_JOB:_ Reproduce the lines of every item below word for word, without changing anything.

_DATA LINES:_
>>>>>

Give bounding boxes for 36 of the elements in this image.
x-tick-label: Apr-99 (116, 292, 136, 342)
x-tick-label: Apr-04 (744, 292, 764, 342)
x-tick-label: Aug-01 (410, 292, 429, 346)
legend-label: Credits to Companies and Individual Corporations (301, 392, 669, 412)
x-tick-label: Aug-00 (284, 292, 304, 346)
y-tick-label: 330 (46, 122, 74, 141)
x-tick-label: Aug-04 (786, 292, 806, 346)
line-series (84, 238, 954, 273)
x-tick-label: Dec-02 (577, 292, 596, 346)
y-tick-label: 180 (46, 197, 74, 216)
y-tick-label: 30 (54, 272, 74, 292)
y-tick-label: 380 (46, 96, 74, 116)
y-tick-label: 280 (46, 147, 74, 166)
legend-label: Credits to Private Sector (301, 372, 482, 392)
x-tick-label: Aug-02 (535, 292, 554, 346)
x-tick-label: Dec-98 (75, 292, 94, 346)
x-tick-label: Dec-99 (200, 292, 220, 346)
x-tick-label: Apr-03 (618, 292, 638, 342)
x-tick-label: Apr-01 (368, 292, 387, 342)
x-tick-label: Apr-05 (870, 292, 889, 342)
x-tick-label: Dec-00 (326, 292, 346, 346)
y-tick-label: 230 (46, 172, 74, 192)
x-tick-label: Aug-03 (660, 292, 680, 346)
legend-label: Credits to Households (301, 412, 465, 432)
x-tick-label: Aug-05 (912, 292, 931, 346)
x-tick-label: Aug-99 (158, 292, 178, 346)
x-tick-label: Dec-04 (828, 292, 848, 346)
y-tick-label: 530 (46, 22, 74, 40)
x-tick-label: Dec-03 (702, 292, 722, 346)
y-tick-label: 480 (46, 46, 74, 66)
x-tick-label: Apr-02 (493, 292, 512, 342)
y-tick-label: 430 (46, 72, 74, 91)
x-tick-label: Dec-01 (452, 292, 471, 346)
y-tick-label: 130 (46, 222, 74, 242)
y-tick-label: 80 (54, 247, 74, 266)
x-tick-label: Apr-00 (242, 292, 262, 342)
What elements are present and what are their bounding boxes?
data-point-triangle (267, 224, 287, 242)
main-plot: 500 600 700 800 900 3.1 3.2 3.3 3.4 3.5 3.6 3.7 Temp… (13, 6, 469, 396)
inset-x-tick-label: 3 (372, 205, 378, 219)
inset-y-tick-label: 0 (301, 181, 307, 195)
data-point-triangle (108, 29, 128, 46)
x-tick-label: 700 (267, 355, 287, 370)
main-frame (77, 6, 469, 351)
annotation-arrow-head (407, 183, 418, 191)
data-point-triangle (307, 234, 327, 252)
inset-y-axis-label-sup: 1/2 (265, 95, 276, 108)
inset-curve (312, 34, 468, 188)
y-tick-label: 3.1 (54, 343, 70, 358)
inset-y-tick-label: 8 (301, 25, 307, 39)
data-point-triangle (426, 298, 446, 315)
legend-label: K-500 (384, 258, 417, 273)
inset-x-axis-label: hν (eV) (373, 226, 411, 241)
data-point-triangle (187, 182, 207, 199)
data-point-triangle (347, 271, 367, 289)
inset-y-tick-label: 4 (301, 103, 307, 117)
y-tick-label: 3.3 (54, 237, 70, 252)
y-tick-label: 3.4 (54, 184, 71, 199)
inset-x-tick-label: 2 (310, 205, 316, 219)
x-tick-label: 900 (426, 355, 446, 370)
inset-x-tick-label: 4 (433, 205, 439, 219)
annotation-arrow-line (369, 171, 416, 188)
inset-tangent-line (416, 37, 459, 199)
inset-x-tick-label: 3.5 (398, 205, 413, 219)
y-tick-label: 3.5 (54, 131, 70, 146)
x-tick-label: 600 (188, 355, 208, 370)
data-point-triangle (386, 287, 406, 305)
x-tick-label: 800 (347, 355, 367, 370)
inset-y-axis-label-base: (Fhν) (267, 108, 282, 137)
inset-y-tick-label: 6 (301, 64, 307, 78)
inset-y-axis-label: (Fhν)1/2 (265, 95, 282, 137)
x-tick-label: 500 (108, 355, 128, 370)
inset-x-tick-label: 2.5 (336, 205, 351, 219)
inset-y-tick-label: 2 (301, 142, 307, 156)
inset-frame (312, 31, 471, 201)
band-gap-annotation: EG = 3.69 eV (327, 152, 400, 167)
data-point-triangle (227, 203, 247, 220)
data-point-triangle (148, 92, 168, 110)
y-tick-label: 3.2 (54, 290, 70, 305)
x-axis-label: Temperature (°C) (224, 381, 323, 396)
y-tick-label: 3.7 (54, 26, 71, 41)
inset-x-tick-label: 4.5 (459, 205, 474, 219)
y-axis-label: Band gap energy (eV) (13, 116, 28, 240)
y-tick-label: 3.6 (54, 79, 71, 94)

<<<<<

_SOLUTION:_
Give bounding boxes for 36 of the elements in this image.
x-tick-label: Apr-99 (116, 292, 136, 342)
x-tick-label: Apr-04 (744, 292, 764, 342)
x-tick-label: Aug-01 (410, 292, 429, 346)
legend-label: Credits to Companies and Individual Corporations (301, 392, 669, 412)
x-tick-label: Aug-00 (284, 292, 304, 346)
y-tick-label: 330 (46, 122, 74, 141)
x-tick-label: Aug-04 (786, 292, 806, 346)
line-series (84, 238, 954, 273)
x-tick-label: Dec-02 (577, 292, 596, 346)
y-tick-label: 180 (46, 197, 74, 216)
y-tick-label: 30 (54, 272, 74, 292)
y-tick-label: 380 (46, 96, 74, 116)
y-tick-label: 280 (46, 147, 74, 166)
legend-label: Credits to Private Sector (301, 372, 482, 392)
x-tick-label: Aug-02 (535, 292, 554, 346)
x-tick-label: Dec-98 (75, 292, 94, 346)
x-tick-label: Dec-99 (200, 292, 220, 346)
x-tick-label: Apr-03 (618, 292, 638, 342)
x-tick-label: Apr-01 (368, 292, 387, 342)
x-tick-label: Apr-05 (870, 292, 889, 342)
x-tick-label: Dec-00 (326, 292, 346, 346)
y-tick-label: 230 (46, 172, 74, 192)
x-tick-label: Aug-03 (660, 292, 680, 346)
legend-label: Credits to Households (301, 412, 465, 432)
x-tick-label: Aug-05 (912, 292, 931, 346)
x-tick-label: Aug-99 (158, 292, 178, 346)
x-tick-label: Dec-04 (828, 292, 848, 346)
y-tick-label: 530 (46, 22, 74, 40)
x-tick-label: Dec-03 (702, 292, 722, 346)
y-tick-label: 480 (46, 46, 74, 66)
x-tick-label: Apr-02 (493, 292, 512, 342)
y-tick-label: 430 (46, 72, 74, 91)
x-tick-label: Dec-01 (452, 292, 471, 346)
y-tick-label: 130 (46, 222, 74, 242)
y-tick-label: 80 (54, 247, 74, 266)
x-tick-label: Apr-00 (242, 292, 262, 342)
What elements are present and what are their bounding boxes?
data-point-triangle (267, 224, 287, 242)
main-plot: 500 600 700 800 900 3.1 3.2 3.3 3.4 3.5 3.6 3.7 Temp… (13, 6, 469, 396)
inset-x-tick-label: 3 (372, 205, 378, 219)
inset-y-tick-label: 0 (301, 181, 307, 195)
data-point-triangle (108, 29, 128, 46)
x-tick-label: 700 (267, 355, 287, 370)
main-frame (77, 6, 469, 351)
annotation-arrow-head (407, 183, 418, 191)
data-point-triangle (307, 234, 327, 252)
inset-y-axis-label-sup: 1/2 (265, 95, 276, 108)
inset-curve (312, 34, 468, 188)
y-tick-label: 3.1 (54, 343, 70, 358)
inset-y-tick-label: 8 (301, 25, 307, 39)
data-point-triangle (426, 298, 446, 315)
legend-label: K-500 (384, 258, 417, 273)
inset-x-axis-label: hν (eV) (373, 226, 411, 241)
data-point-triangle (187, 182, 207, 199)
data-point-triangle (347, 271, 367, 289)
inset-y-tick-label: 4 (301, 103, 307, 117)
y-tick-label: 3.3 (54, 237, 70, 252)
y-tick-label: 3.4 (54, 184, 71, 199)
inset-x-tick-label: 2 (310, 205, 316, 219)
x-tick-label: 900 (426, 355, 446, 370)
inset-x-tick-label: 4 (433, 205, 439, 219)
annotation-arrow-line (369, 171, 416, 188)
inset-tangent-line (416, 37, 459, 199)
inset-x-tick-label: 3.5 (398, 205, 413, 219)
y-tick-label: 3.5 (54, 131, 70, 146)
x-tick-label: 600 (188, 355, 208, 370)
data-point-triangle (386, 287, 406, 305)
x-tick-label: 800 (347, 355, 367, 370)
inset-y-axis-label-base: (Fhν) (267, 108, 282, 137)
inset-y-tick-label: 6 (301, 64, 307, 78)
inset-y-axis-label: (Fhν)1/2 (265, 95, 282, 137)
x-tick-label: 500 (108, 355, 128, 370)
inset-x-tick-label: 2.5 (336, 205, 351, 219)
inset-y-tick-label: 2 (301, 142, 307, 156)
inset-frame (312, 31, 471, 201)
band-gap-annotation: EG = 3.69 eV (327, 152, 400, 167)
data-point-triangle (227, 203, 247, 220)
data-point-triangle (148, 92, 168, 110)
y-tick-label: 3.2 (54, 290, 70, 305)
x-axis-label: Temperature (°C) (224, 381, 323, 396)
y-tick-label: 3.7 (54, 26, 71, 41)
inset-x-tick-label: 4.5 (459, 205, 474, 219)
y-axis-label: Band gap energy (eV) (13, 116, 28, 240)
y-tick-label: 3.6 (54, 79, 71, 94)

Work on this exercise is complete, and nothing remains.